**Directive**
Each line of the data that includes the string "text" is to be copied out.

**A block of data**
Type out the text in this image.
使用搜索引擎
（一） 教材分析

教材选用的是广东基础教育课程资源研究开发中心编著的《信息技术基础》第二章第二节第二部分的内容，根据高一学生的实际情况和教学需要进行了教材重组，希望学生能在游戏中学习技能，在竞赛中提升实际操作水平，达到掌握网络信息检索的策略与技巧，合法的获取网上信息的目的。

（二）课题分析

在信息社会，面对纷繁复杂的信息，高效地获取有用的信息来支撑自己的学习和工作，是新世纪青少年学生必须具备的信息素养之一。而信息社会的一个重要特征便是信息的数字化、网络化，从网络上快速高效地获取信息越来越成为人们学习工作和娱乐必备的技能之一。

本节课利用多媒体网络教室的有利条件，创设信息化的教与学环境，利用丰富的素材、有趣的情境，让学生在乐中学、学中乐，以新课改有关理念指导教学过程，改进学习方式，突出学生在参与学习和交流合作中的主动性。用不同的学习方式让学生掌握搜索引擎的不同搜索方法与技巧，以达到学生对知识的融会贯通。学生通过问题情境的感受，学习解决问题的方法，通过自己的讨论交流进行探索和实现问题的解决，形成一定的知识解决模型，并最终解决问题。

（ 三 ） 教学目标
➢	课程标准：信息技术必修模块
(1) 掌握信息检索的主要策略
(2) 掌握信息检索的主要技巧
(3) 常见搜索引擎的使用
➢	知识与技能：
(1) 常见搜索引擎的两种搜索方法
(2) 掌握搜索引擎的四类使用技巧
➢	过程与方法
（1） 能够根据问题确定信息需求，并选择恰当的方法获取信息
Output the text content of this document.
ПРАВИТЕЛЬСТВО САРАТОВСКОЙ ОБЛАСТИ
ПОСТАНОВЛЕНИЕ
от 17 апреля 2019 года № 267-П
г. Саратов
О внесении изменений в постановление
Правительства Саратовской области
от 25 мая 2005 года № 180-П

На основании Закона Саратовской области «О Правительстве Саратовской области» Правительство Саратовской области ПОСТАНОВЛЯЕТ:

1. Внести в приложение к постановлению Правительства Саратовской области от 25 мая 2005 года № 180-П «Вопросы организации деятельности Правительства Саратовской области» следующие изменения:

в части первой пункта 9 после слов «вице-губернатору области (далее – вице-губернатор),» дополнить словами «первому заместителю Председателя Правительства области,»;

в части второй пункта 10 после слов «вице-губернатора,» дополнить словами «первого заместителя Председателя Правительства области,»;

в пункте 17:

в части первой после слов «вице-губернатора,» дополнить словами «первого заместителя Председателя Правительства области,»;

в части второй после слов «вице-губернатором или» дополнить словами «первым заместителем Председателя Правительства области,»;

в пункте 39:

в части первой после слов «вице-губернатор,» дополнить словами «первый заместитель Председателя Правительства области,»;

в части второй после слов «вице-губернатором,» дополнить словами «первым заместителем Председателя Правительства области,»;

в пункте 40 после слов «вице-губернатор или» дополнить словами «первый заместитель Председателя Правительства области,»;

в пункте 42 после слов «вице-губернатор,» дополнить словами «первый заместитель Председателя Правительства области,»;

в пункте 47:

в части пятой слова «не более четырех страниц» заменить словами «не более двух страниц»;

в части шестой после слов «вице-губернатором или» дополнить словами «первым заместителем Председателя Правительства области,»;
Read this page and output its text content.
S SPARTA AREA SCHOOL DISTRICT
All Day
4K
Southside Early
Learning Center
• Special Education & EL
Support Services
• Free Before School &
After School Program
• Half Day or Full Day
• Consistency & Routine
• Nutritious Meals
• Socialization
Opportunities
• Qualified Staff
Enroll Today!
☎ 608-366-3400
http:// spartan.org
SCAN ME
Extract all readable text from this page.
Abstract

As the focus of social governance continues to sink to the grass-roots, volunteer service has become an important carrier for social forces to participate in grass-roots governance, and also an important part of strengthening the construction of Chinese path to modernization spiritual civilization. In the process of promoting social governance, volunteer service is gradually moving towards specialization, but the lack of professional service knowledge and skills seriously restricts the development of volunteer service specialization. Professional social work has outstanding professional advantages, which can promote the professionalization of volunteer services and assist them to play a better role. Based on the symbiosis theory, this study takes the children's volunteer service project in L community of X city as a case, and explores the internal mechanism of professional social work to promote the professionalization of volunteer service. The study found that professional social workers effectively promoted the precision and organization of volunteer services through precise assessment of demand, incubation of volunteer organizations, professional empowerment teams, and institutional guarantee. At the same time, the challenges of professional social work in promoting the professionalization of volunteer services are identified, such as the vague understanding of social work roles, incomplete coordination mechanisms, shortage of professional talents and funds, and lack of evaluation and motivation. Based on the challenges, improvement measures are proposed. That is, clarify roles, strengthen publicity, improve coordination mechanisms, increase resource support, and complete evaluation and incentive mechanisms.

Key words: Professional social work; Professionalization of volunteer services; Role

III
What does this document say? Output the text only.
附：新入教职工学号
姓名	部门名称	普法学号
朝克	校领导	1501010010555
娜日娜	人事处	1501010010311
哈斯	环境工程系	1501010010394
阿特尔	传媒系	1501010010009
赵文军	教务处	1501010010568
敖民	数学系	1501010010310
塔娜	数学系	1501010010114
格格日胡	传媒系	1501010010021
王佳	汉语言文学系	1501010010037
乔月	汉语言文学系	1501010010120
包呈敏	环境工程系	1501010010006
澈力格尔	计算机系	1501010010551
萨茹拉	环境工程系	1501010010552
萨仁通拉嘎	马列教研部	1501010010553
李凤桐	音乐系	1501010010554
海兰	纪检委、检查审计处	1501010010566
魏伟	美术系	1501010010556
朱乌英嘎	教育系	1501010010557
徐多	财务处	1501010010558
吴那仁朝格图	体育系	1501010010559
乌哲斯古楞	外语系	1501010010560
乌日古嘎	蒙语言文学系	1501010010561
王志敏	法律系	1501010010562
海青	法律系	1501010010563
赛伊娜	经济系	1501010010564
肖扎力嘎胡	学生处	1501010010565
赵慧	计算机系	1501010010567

**Expected output**
Type out the text in this image.
Output the text content of this document.
Read this page and output its text content.
Extract all readable text from this page.
What does this document say? Output the text only.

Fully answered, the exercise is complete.